(Stored records)
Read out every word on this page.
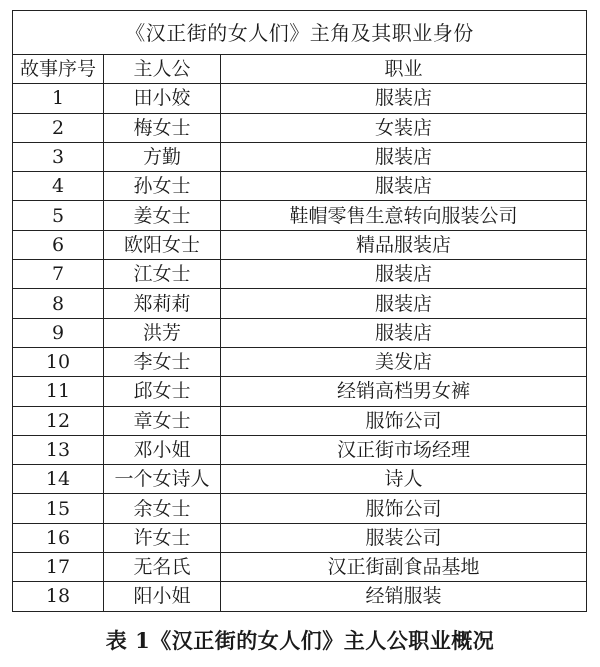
《汉正街的女人们》主角及其职业身份		
故事序号	主人公	职业
1	田小姣	服装店
2	梅女士	女装店
3	方勤	服装店
4	孙女士	服装店
5	姜女士	鞋帽零售生意转向服装公司
6	欧阳女士	精品服装店
7	江女士	服装店
8	郑莉莉	服装店
9	洪芳	服装店
10	李女士	美发店
11	邱女士	经销高档男女裤
12	章女士	服饰公司
13	邓小姐	汉正街市场经理
14	一个女诗人	诗人
15	余女士	服饰公司
16	许女士	服装公司
17	无名氏	汉正街副食品基地
18	阳小姐	经销服装
表 1《汉正街的女人们》主人公职业概况
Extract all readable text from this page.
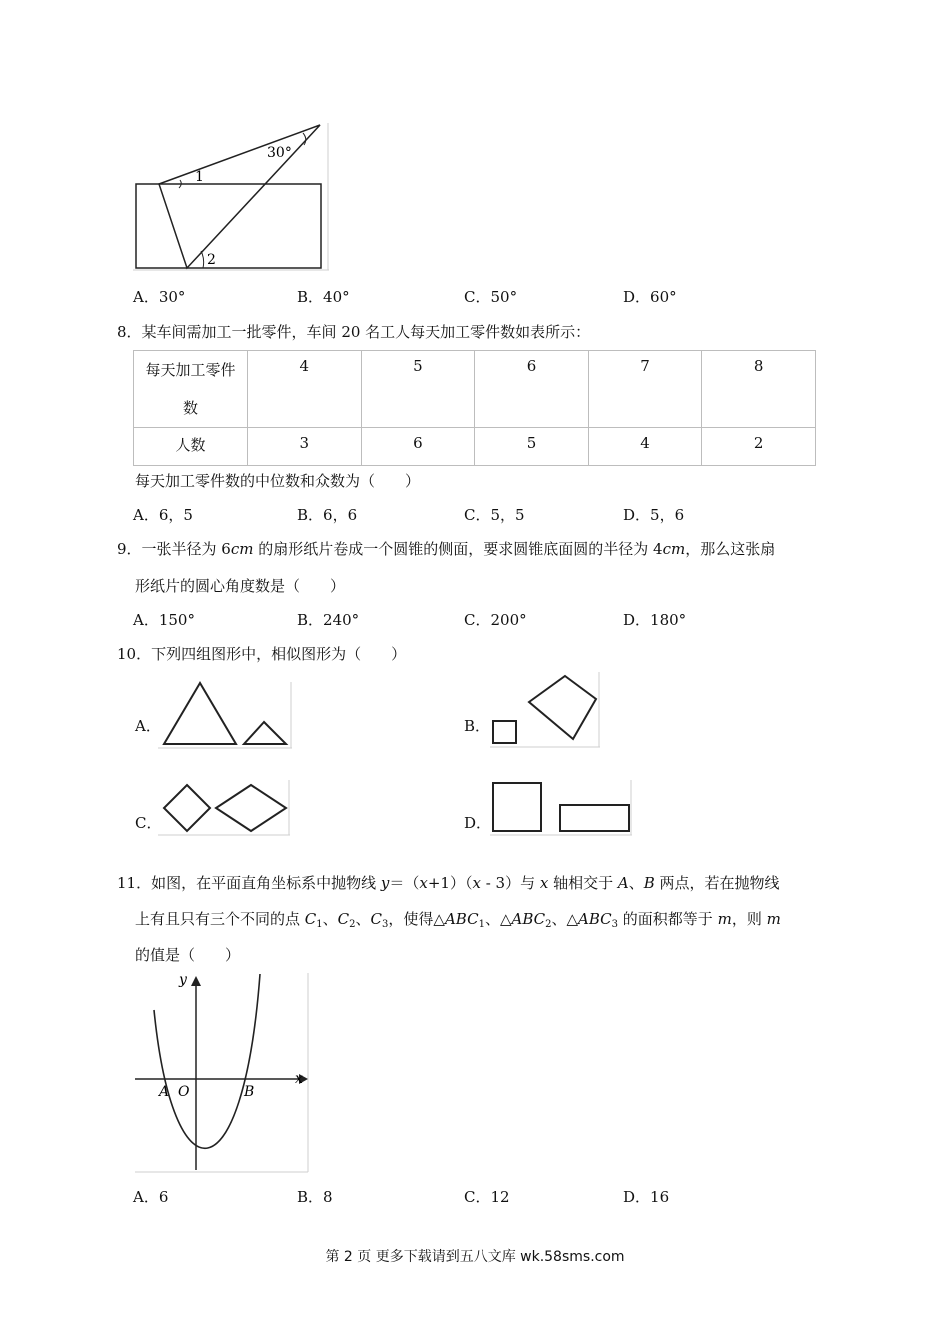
30°
1
2
A．30°	B．40°	C．50°	D．60°
8．某车间需加工一批零件，车间 20 名工人每天加工零件数如表所示：
每天加工零件
数	4	5	6	7	8
人数	3	6	5	4	2
每天加工零件数的中位数和众数为（　　）
A．6，5	B．6，6	C．5，5	D．5，6
9．一张半径为 6cm 的扇形纸片卷成一个圆锥的侧面，要求圆锥底面圆的半径为 4cm，那么这张扇
形纸片的圆心角度数是（　　）
A．150°	B．240°	C．200°	D．180°
10．下列四组图形中，相似图形为（　　）
A．	B．
C．	D．
11．如图，在平面直角坐标系中抛物线 y＝（x+1）（x - 3）与 x 轴相交于 A、B 两点，若在抛物线
上有且只有三个不同的点 $C_1$、$C_2$、$C_3$，使得$\triangle ABC_1$、$\triangle ABC_2$、$\triangle ABC_3$ 的面积都等于 m，则 m
的值是（　　）
y
x
A O	B
A．6	B．8	C．12	D．16
第 2 页 更多下载请到五八文库 wk.58sms.com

→ STATED GOAL
Scan the listing above for the word "page" and copy every line that holds it.

→ EXERCISE RESULT
Read out every word on this page.
Extract all readable text from this page.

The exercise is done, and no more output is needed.